** Task to carry out **
What is needed is an exact copy of the line that contains "Output a JSON" and of all later lines to the end of the records below, with no other lines.

** Records supplied **
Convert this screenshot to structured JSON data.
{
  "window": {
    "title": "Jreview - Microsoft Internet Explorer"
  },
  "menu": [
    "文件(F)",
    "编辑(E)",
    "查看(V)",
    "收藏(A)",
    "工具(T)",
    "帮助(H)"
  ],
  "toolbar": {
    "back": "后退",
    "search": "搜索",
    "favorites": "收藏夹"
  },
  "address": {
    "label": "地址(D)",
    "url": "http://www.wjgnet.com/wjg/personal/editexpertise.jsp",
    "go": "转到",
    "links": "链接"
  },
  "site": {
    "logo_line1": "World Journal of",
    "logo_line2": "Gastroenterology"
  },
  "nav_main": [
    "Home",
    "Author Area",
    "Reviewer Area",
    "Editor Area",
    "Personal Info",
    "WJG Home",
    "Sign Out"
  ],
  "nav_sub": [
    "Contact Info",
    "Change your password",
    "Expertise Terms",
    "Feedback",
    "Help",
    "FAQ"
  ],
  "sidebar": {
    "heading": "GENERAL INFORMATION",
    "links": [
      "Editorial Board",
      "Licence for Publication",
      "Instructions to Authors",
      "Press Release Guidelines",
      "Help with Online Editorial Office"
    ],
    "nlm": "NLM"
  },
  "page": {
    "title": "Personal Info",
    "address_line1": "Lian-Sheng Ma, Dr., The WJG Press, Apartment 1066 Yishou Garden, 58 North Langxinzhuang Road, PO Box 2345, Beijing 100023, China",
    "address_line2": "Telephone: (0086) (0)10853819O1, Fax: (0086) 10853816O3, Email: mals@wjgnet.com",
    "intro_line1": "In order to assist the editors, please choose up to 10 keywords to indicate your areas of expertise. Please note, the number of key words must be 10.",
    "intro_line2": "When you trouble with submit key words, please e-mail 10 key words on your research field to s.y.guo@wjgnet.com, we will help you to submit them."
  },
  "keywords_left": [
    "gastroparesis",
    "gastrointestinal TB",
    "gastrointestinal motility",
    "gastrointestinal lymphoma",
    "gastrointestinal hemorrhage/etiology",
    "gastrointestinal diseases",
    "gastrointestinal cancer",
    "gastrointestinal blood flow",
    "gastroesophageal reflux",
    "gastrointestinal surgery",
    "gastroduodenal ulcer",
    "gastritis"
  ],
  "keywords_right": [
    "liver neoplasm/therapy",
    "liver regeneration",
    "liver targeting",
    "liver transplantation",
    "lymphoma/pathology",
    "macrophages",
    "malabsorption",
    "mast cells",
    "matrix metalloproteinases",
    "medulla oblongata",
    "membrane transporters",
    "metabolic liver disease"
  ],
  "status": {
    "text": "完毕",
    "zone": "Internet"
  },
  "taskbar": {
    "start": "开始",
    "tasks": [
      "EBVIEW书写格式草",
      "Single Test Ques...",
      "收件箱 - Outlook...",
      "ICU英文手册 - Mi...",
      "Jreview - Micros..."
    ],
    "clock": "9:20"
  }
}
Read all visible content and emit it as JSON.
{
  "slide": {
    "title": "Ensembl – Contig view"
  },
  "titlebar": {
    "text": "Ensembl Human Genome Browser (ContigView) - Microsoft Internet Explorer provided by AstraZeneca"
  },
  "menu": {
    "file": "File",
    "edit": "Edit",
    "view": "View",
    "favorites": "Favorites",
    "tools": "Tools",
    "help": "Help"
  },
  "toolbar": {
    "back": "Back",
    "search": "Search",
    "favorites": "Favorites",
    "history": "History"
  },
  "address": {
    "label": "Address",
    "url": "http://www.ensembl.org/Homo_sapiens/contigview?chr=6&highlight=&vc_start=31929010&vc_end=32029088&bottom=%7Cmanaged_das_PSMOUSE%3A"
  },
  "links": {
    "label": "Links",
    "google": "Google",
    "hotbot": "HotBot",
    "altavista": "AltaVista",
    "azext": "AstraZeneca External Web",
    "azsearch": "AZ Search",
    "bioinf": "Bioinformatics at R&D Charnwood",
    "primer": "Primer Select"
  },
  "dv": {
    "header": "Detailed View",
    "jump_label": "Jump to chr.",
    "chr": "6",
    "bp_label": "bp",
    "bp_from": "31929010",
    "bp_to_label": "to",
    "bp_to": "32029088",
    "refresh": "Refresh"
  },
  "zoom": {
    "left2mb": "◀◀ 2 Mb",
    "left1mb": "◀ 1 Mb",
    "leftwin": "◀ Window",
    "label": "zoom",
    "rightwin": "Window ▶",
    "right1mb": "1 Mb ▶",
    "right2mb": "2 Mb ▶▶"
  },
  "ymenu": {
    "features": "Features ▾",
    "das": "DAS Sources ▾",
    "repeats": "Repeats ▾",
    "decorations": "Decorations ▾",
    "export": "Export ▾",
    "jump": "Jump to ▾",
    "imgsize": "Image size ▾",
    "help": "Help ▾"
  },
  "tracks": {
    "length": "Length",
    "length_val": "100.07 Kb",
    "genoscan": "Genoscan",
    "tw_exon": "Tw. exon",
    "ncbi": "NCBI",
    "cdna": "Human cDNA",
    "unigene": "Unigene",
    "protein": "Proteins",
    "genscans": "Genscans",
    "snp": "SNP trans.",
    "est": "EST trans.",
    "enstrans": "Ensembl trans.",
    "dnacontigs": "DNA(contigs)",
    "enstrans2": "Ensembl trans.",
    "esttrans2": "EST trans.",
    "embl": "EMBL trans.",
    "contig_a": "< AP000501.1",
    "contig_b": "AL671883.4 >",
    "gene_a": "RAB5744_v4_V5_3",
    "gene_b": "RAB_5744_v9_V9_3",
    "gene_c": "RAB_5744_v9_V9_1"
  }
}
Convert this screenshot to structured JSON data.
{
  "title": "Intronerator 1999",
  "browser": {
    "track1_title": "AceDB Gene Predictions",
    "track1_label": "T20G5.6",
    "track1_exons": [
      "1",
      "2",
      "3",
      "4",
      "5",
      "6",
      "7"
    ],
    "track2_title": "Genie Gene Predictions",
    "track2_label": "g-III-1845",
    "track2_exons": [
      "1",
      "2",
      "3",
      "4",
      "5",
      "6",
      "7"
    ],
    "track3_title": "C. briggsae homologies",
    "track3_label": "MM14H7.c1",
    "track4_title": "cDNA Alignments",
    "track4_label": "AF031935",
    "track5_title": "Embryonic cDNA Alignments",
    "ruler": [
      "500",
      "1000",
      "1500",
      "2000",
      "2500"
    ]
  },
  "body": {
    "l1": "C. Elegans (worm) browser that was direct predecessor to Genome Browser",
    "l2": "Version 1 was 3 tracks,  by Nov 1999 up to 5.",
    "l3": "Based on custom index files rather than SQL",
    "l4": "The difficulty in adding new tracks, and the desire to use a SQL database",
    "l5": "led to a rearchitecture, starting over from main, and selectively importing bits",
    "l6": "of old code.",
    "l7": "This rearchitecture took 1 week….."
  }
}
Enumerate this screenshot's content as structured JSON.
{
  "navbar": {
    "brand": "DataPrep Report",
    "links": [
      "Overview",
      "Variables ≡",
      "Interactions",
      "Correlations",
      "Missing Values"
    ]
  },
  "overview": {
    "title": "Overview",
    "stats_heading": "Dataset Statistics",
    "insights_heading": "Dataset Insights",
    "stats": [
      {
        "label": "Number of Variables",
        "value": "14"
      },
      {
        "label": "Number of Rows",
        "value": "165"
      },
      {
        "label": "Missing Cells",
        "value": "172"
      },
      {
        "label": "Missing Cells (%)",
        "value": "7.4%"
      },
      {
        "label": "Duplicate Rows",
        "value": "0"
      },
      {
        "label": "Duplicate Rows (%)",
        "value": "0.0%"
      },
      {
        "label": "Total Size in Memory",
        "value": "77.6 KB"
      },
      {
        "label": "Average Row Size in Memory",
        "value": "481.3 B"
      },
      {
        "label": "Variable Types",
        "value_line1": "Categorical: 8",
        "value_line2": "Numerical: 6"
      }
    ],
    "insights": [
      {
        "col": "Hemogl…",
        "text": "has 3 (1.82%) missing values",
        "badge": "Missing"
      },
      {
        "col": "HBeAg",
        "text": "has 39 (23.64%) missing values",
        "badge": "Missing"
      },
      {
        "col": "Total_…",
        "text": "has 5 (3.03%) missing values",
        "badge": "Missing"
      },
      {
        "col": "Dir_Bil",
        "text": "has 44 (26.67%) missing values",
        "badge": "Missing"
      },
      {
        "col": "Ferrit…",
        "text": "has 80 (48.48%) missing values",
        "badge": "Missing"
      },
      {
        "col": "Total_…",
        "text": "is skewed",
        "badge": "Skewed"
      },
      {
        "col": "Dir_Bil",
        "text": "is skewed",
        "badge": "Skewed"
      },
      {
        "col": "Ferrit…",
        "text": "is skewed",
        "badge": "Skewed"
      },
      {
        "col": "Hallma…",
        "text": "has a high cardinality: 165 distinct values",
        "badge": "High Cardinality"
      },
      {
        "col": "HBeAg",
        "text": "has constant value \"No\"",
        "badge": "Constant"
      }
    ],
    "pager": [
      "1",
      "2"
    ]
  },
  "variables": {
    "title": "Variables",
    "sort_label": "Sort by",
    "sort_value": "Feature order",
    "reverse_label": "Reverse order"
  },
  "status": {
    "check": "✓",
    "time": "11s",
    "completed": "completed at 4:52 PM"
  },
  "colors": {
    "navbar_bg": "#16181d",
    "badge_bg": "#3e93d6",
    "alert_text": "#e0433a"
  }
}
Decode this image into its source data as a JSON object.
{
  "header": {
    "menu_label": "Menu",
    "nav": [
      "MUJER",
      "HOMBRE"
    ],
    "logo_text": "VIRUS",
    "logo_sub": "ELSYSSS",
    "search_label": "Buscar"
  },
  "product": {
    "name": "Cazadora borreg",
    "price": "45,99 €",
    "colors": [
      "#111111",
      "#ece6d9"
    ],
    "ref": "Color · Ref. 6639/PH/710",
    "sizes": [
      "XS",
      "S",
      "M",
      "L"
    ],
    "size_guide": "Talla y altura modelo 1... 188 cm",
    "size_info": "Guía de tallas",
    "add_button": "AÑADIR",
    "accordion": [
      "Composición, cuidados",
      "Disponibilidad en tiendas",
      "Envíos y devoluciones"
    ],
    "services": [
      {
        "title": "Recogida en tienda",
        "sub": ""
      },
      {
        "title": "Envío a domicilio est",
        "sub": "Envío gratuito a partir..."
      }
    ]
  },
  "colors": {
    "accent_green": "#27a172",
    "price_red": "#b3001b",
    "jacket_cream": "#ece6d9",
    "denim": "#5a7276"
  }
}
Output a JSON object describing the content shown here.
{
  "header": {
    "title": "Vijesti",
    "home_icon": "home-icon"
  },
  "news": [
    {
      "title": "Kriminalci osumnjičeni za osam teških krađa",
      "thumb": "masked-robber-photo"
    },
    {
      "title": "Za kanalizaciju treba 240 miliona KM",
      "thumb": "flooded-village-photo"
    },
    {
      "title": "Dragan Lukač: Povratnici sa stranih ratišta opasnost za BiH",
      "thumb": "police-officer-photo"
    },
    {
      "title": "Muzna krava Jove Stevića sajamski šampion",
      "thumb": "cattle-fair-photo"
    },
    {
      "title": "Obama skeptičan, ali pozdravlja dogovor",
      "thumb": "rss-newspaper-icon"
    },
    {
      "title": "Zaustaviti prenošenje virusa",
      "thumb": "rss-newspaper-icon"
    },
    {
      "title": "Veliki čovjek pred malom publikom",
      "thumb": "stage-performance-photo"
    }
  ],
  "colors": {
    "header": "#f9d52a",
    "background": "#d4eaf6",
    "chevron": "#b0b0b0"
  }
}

** Output of the exercise **
Output a JSON object describing the content shown here.
{
  "header": {
    "title": "Vijesti",
    "home_icon": "home-icon"
  },
  "news": [
    {
      "title": "Kriminalci osumnjičeni za osam teških krađa",
      "thumb": "masked-robber-photo"
    },
    {
      "title": "Za kanalizaciju treba 240 miliona KM",
      "thumb": "flooded-village-photo"
    },
    {
      "title": "Dragan Lukač: Povratnici sa stranih ratišta opasnost za BiH",
      "thumb": "police-officer-photo"
    },
    {
      "title": "Muzna krava Jove Stevića sajamski šampion",
      "thumb": "cattle-fair-photo"
    },
    {
      "title": "Obama skeptičan, ali pozdravlja dogovor",
      "thumb": "rss-newspaper-icon"
    },
    {
      "title": "Zaustaviti prenošenje virusa",
      "thumb": "rss-newspaper-icon"
    },
    {
      "title": "Veliki čovjek pred malom publikom",
      "thumb": "stage-performance-photo"
    }
  ],
  "colors": {
    "header": "#f9d52a",
    "background": "#d4eaf6",
    "chevron": "#b0b0b0"
  }
}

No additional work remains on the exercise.